>> begin SUPPLIED RECORDS
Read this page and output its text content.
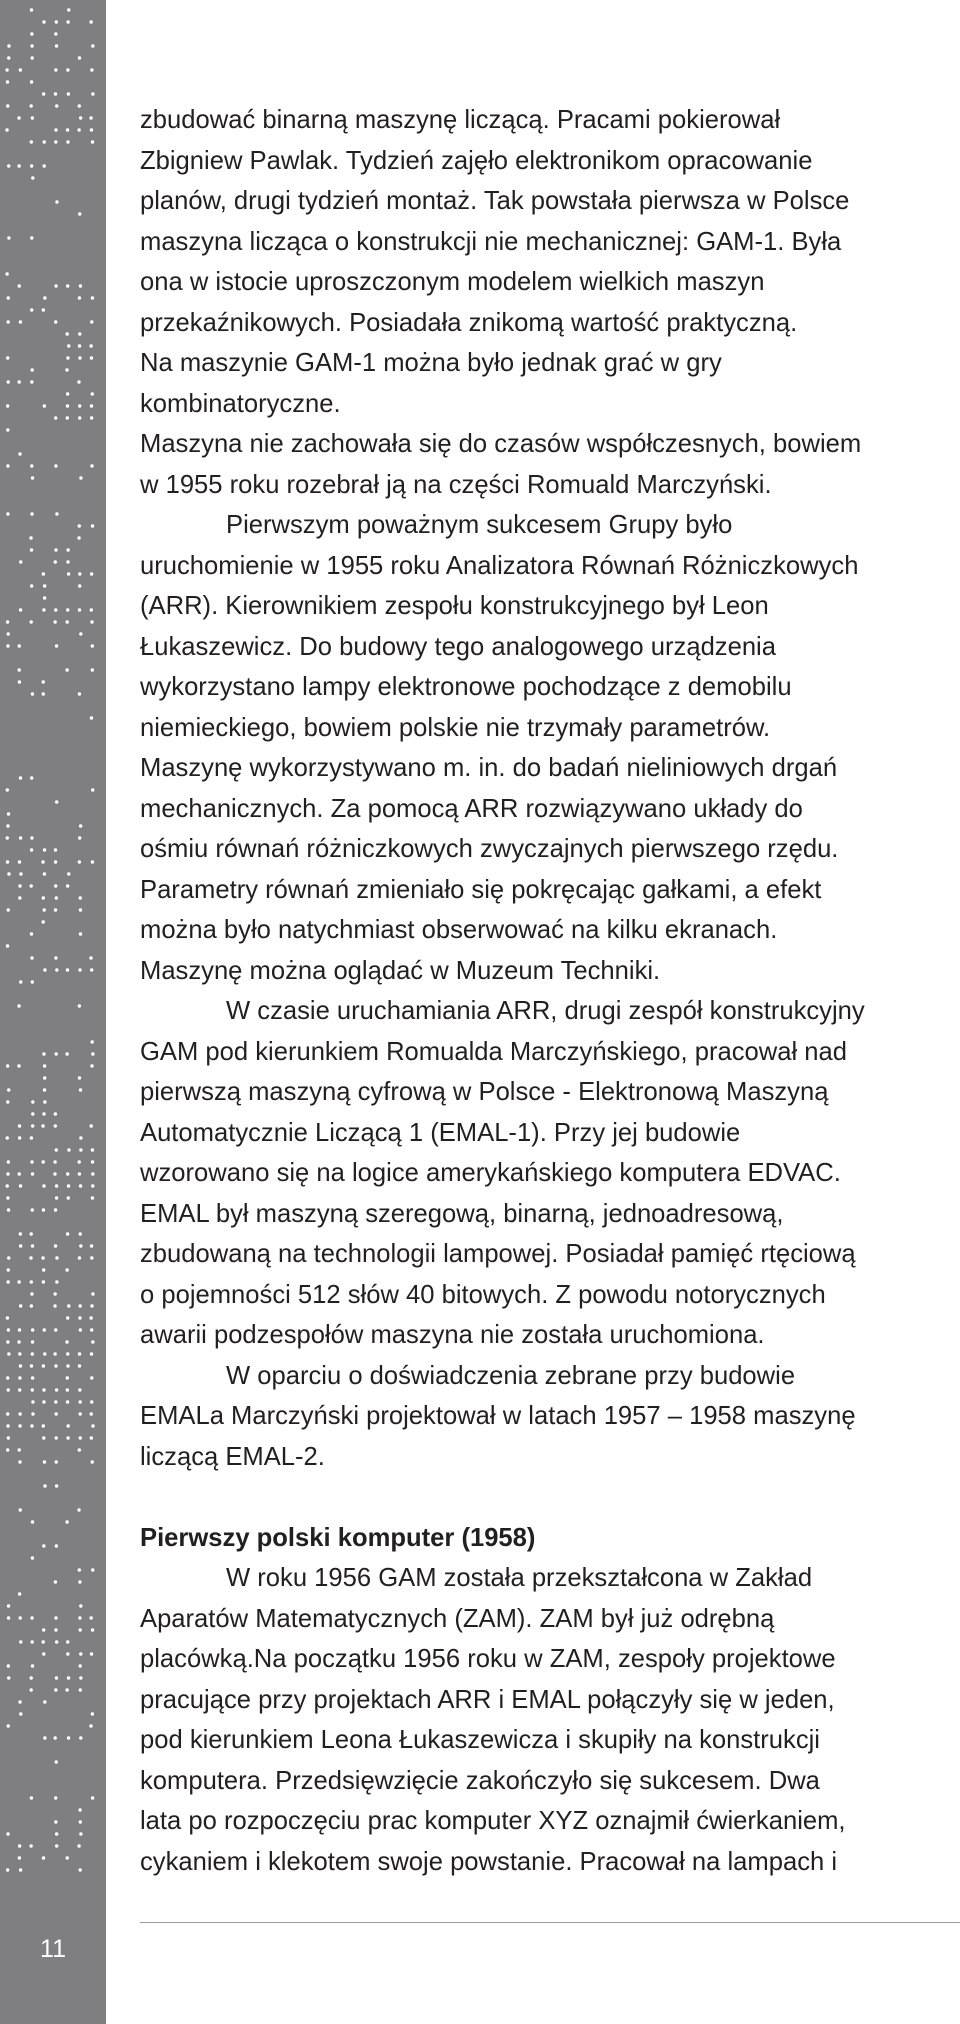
11
zbudować binarną maszynę liczącą. Pracami pokierował
Zbigniew Pawlak. Tydzień zajęło elektronikom opracowanie
planów, drugi tydzień montaż. Tak powstała pierwsza w Polsce
maszyna licząca o konstrukcji nie mechanicznej: GAM-1. Była
ona w istocie uproszczonym modelem wielkich maszyn
przekaźnikowych. Posiadała znikomą wartość praktyczną.
Na maszynie GAM-1 można było jednak grać w gry
kombinatoryczne.
Maszyna nie zachowała się do czasów współczesnych, bowiem
w 1955 roku rozebrał ją na części Romuald Marczyński.
Pierwszym poważnym sukcesem Grupy było
uruchomienie w 1955 roku Analizatora Równań Różniczkowych
(ARR). Kierownikiem zespołu konstrukcyjnego był Leon
Łukaszewicz. Do budowy tego analogowego urządzenia
wykorzystano lampy elektronowe pochodzące z demobilu
niemieckiego, bowiem polskie nie trzymały parametrów.
Maszynę wykorzystywano m. in. do badań nieliniowych drgań
mechanicznych. Za pomocą ARR rozwiązywano układy do
ośmiu równań różniczkowych zwyczajnych pierwszego rzędu.
Parametry równań zmieniało się pokręcając gałkami, a efekt
można było natychmiast obserwować na kilku ekranach.
Maszynę można oglądać w Muzeum Techniki.
W czasie uruchamiania ARR, drugi zespół konstrukcyjny
GAM pod kierunkiem Romualda Marczyńskiego, pracował nad
pierwszą maszyną cyfrową w Polsce - Elektronową Maszyną
Automatycznie Liczącą 1 (EMAL-1). Przy jej budowie
wzorowano się na logice amerykańskiego komputera EDVAC.
EMAL był maszyną szeregową, binarną, jednoadresową,
zbudowaną na technologii lampowej. Posiadał pamięć rtęciową
o pojemności 512 słów 40 bitowych. Z powodu notorycznych
awarii podzespołów maszyna nie została uruchomiona.
W oparciu o doświadczenia zebrane przy budowie
EMALa Marczyński projektował w latach 1957 – 1958 maszynę
liczącą EMAL-2.
Pierwszy polski komputer (1958)
W roku 1956 GAM została przekształcona w Zakład
Aparatów Matematycznych (ZAM). ZAM był już odrębną
placówką.Na początku 1956 roku w ZAM, zespoły projektowe
pracujące przy projektach ARR i EMAL połączyły się w jeden,
pod kierunkiem Leona Łukaszewicza i skupiły na konstrukcji
komputera. Przedsięwzięcie zakończyło się sukcesem. Dwa
lata po rozpoczęciu prac komputer XYZ oznajmił ćwierkaniem,
cykaniem i klekotem swoje powstanie. Pracował na lampach i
>> end SUPPLIED RECORDS
### THE TASK
Using the listing, collect all lines in which the string "konstrukcji" is found.

### EXERCISE ANSWER
maszyna licząca o konstrukcji nie mechanicznej: GAM-1. Była
pod kierunkiem Leona Łukaszewicza i skupiły na konstrukcji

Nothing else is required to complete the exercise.